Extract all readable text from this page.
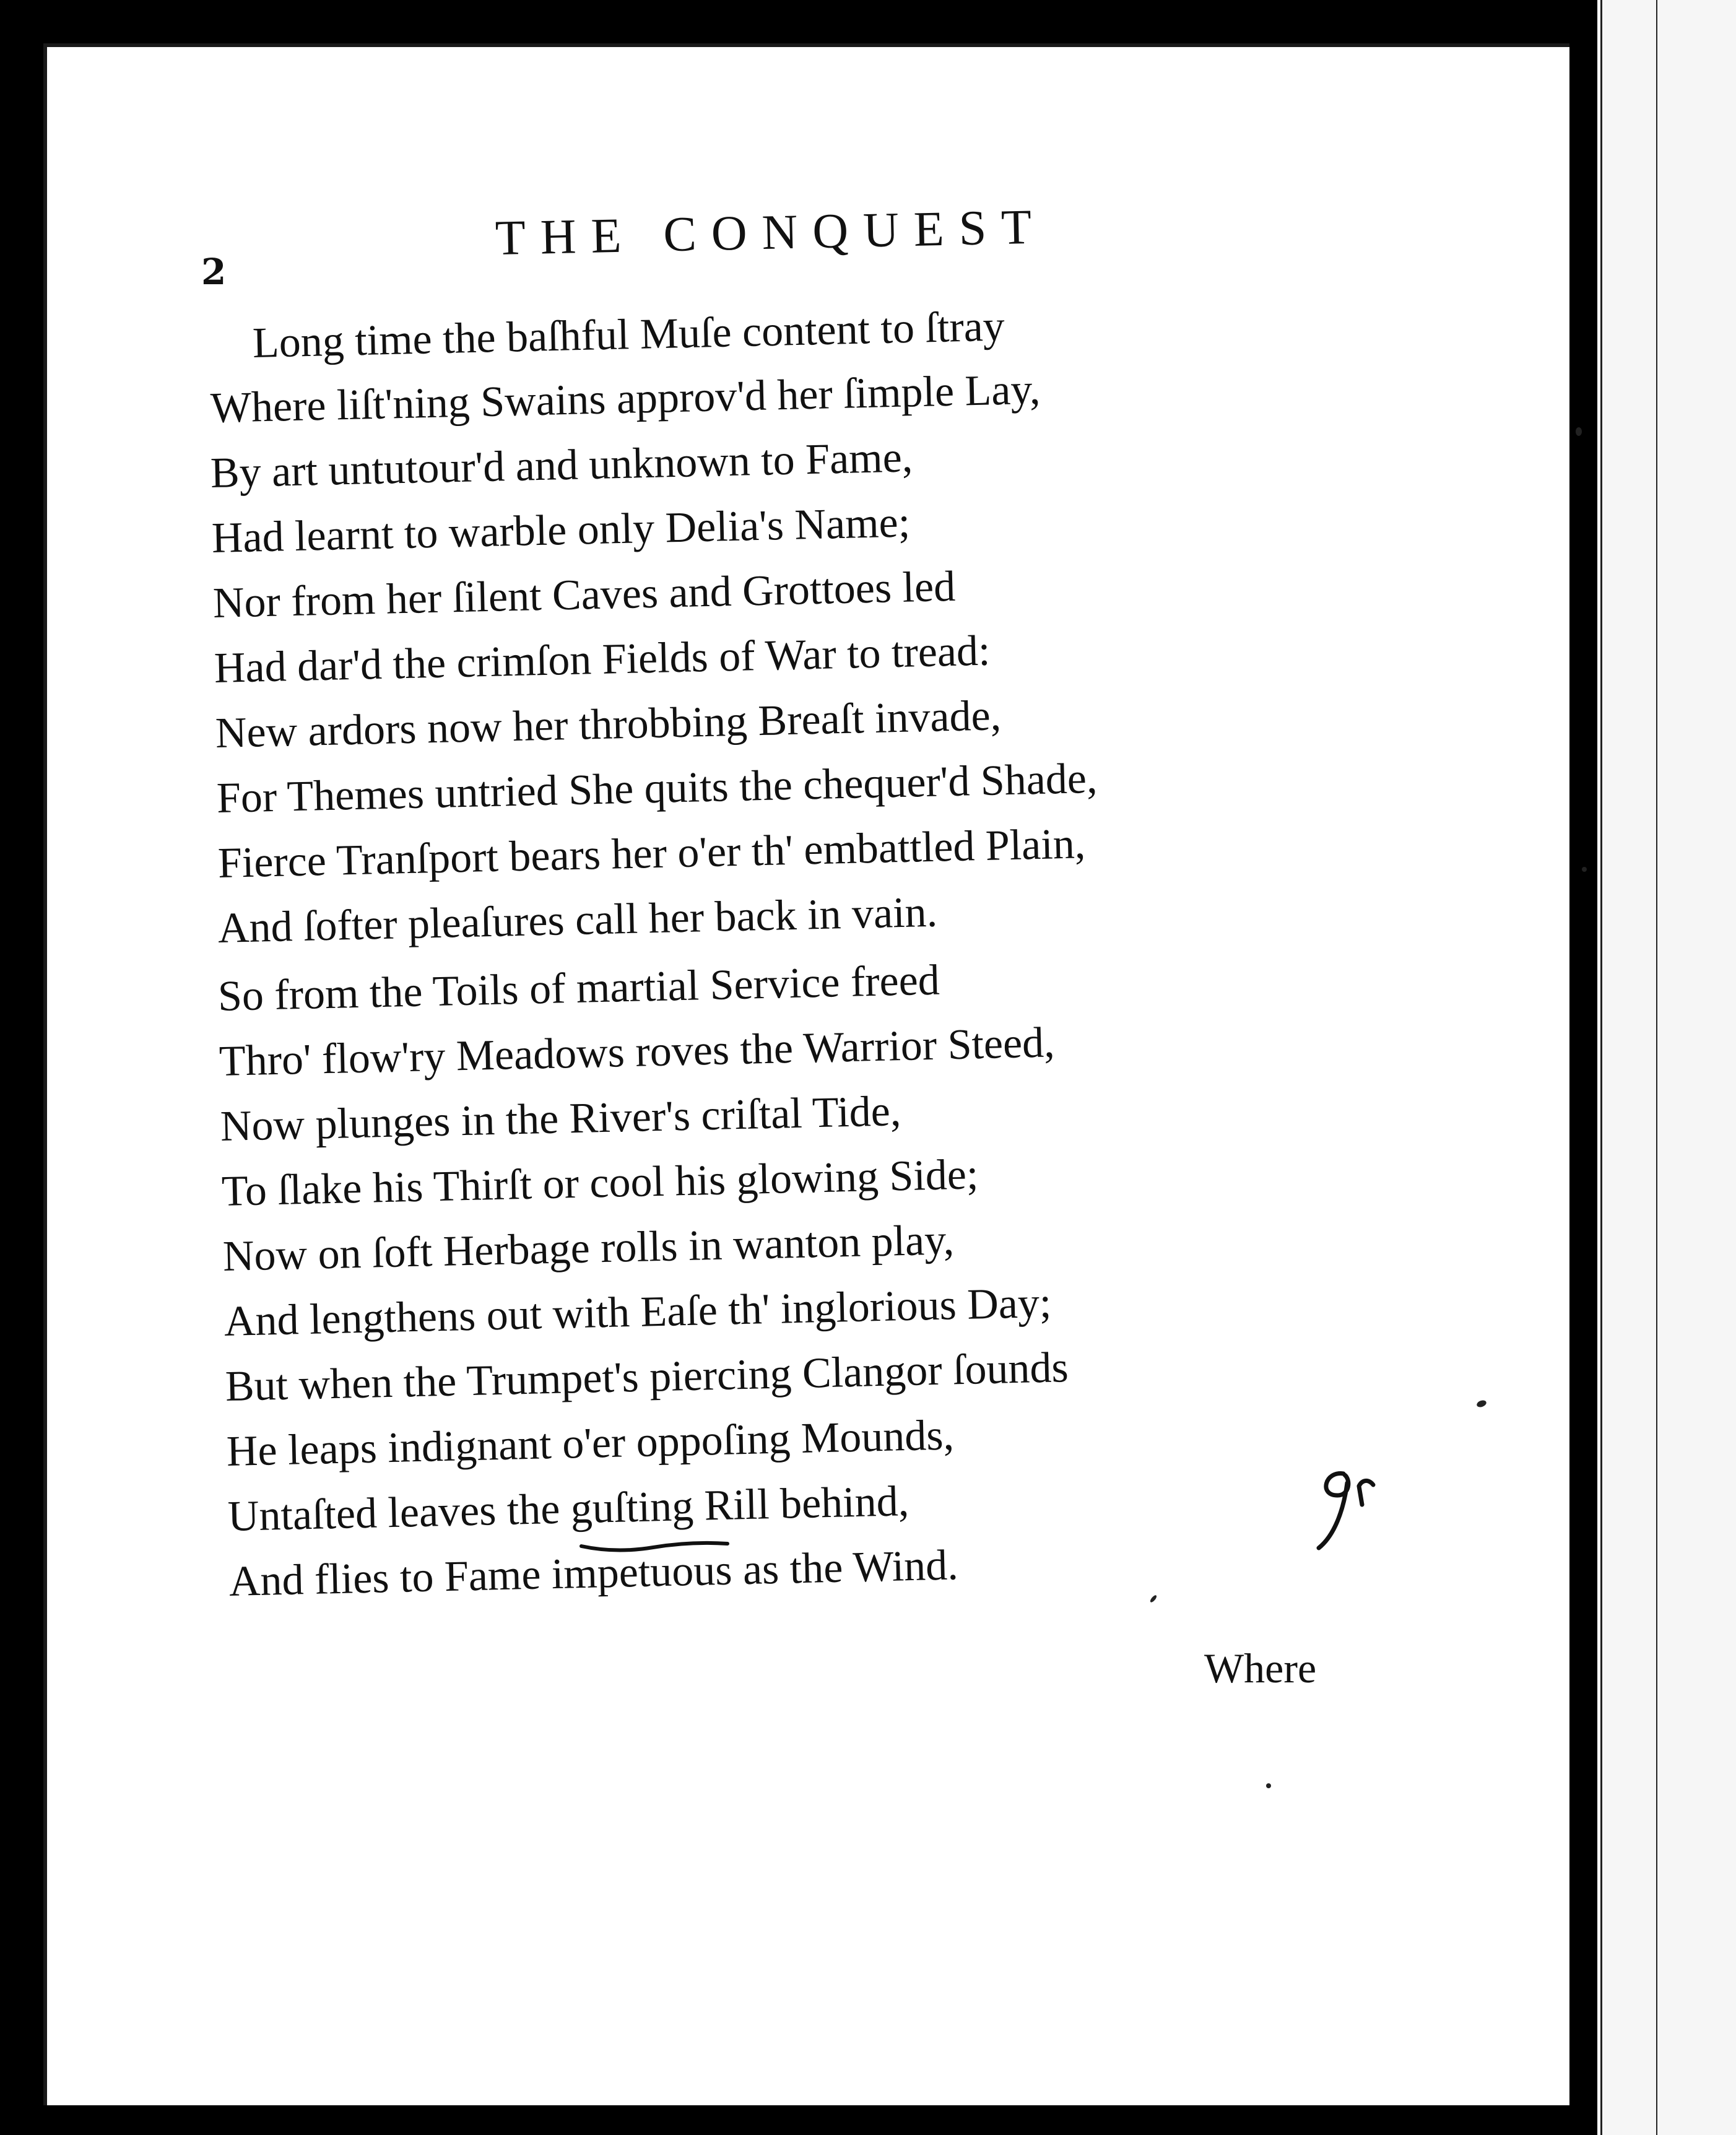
2

THE CONQUEST
Long time the baſhful Muſe content to ſtray
Where liſt'ning Swains approv'd her ſimple Lay,
By art untutour'd and unknown to Fame,
Had learnt to warble only Delia's Name;
Nor from her ſilent Caves and Grottoes led
Had dar'd the crimſon Fields of War to tread:
New ardors now her throbbing Breaſt invade,
For Themes untried She quits the chequer'd Shade,
Fierce Tranſport bears her o'er th' embattled Plain,
And ſofter pleaſures call her back in vain.
So from the Toils of martial Service freed
Thro' flow'ry Meadows roves the Warrior Steed,
Now plunges in the River's criſtal Tide,
To ſlake his Thirſt or cool his glowing Side;
Now on ſoft Herbage rolls in wanton play,
And lengthens out with Eaſe th' inglorious Day;
But when the Trumpet's piercing Clangor ſounds
He leaps indignant o'er oppoſing Mounds,
Untaſted leaves the guſting Rill behind,
And flies to Fame impetuous as the Wind.

Where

TASK TO CARRY OUT: Your answer should be one number: how many lines in the material above contain the string "from".

THE OUTPUT: 3